#### EXERCISE DIRECTIONS:
Below is a set of records; print all of them exactly as written.

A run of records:
· · · ·
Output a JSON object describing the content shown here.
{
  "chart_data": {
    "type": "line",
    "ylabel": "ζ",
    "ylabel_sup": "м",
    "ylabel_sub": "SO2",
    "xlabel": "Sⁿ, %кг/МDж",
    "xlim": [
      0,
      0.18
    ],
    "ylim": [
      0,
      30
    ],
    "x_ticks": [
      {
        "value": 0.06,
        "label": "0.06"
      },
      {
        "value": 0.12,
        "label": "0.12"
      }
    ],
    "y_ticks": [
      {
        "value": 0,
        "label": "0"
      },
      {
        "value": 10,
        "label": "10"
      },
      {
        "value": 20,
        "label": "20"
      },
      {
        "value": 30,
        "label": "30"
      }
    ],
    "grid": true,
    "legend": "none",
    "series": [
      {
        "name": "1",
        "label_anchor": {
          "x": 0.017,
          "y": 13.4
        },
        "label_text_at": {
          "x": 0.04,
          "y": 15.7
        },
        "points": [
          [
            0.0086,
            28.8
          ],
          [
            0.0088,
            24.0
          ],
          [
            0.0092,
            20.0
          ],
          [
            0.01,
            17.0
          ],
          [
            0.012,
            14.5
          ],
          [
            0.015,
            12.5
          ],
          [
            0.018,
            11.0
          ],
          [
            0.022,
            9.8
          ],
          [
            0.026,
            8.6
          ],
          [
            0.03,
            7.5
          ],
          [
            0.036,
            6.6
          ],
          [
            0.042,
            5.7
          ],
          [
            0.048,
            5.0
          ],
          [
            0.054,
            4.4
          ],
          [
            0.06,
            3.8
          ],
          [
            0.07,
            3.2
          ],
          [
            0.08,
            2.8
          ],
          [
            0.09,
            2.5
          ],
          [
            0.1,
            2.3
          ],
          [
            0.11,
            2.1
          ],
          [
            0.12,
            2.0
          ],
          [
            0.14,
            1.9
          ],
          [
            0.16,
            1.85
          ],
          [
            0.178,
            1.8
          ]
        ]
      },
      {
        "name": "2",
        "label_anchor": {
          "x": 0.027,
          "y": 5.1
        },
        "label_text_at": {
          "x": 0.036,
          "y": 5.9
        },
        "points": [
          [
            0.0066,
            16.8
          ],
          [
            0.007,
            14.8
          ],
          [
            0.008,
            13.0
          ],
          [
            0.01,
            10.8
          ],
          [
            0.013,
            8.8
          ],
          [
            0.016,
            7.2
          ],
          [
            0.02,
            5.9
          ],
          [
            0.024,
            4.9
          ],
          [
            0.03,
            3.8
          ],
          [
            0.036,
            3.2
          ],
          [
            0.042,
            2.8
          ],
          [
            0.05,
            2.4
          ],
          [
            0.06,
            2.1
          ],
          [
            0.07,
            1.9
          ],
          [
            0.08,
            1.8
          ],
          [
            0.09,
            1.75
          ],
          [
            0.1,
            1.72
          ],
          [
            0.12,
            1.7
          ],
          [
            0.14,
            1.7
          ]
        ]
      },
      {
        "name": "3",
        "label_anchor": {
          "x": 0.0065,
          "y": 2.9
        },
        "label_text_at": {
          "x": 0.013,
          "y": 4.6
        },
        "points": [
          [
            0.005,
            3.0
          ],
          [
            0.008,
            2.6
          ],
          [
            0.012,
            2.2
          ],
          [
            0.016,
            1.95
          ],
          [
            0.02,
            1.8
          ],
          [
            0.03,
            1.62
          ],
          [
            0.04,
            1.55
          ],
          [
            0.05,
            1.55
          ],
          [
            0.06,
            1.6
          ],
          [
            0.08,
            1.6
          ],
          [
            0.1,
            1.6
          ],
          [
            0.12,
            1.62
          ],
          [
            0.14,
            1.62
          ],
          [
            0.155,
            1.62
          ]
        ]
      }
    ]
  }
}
· · · ·
#### EXERCISE RESULT:
Output a JSON object describing the content shown here.
{
  "chart_data": {
    "type": "line",
    "ylabel": "ζ",
    "ylabel_sup": "м",
    "ylabel_sub": "SO2",
    "xlabel": "Sⁿ, %кг/МDж",
    "xlim": [
      0,
      0.18
    ],
    "ylim": [
      0,
      30
    ],
    "x_ticks": [
      {
        "value": 0.06,
        "label": "0.06"
      },
      {
        "value": 0.12,
        "label": "0.12"
      }
    ],
    "y_ticks": [
      {
        "value": 0,
        "label": "0"
      },
      {
        "value": 10,
        "label": "10"
      },
      {
        "value": 20,
        "label": "20"
      },
      {
        "value": 30,
        "label": "30"
      }
    ],
    "grid": true,
    "legend": "none",
    "series": [
      {
        "name": "1",
        "label_anchor": {
          "x": 0.017,
          "y": 13.4
        },
        "label_text_at": {
          "x": 0.04,
          "y": 15.7
        },
        "points": [
          [
            0.0086,
            28.8
          ],
          [
            0.0088,
            24.0
          ],
          [
            0.0092,
            20.0
          ],
          [
            0.01,
            17.0
          ],
          [
            0.012,
            14.5
          ],
          [
            0.015,
            12.5
          ],
          [
            0.018,
            11.0
          ],
          [
            0.022,
            9.8
          ],
          [
            0.026,
            8.6
          ],
          [
            0.03,
            7.5
          ],
          [
            0.036,
            6.6
          ],
          [
            0.042,
            5.7
          ],
          [
            0.048,
            5.0
          ],
          [
            0.054,
            4.4
          ],
          [
            0.06,
            3.8
          ],
          [
            0.07,
            3.2
          ],
          [
            0.08,
            2.8
          ],
          [
            0.09,
            2.5
          ],
          [
            0.1,
            2.3
          ],
          [
            0.11,
            2.1
          ],
          [
            0.12,
            2.0
          ],
          [
            0.14,
            1.9
          ],
          [
            0.16,
            1.85
          ],
          [
            0.178,
            1.8
          ]
        ]
      },
      {
        "name": "2",
        "label_anchor": {
          "x": 0.027,
          "y": 5.1
        },
        "label_text_at": {
          "x": 0.036,
          "y": 5.9
        },
        "points": [
          [
            0.0066,
            16.8
          ],
          [
            0.007,
            14.8
          ],
          [
            0.008,
            13.0
          ],
          [
            0.01,
            10.8
          ],
          [
            0.013,
            8.8
          ],
          [
            0.016,
            7.2
          ],
          [
            0.02,
            5.9
          ],
          [
            0.024,
            4.9
          ],
          [
            0.03,
            3.8
          ],
          [
            0.036,
            3.2
          ],
          [
            0.042,
            2.8
          ],
          [
            0.05,
            2.4
          ],
          [
            0.06,
            2.1
          ],
          [
            0.07,
            1.9
          ],
          [
            0.08,
            1.8
          ],
          [
            0.09,
            1.75
          ],
          [
            0.1,
            1.72
          ],
          [
            0.12,
            1.7
          ],
          [
            0.14,
            1.7
          ]
        ]
      },
      {
        "name": "3",
        "label_anchor": {
          "x": 0.0065,
          "y": 2.9
        },
        "label_text_at": {
          "x": 0.013,
          "y": 4.6
        },
        "points": [
          [
            0.005,
            3.0
          ],
          [
            0.008,
            2.6
          ],
          [
            0.012,
            2.2
          ],
          [
            0.016,
            1.95
          ],
          [
            0.02,
            1.8
          ],
          [
            0.03,
            1.62
          ],
          [
            0.04,
            1.55
          ],
          [
            0.05,
            1.55
          ],
          [
            0.06,
            1.6
          ],
          [
            0.08,
            1.6
          ],
          [
            0.1,
            1.6
          ],
          [
            0.12,
            1.62
          ],
          [
            0.14,
            1.62
          ],
          [
            0.155,
            1.62
          ]
        ]
      }
    ]
  }
}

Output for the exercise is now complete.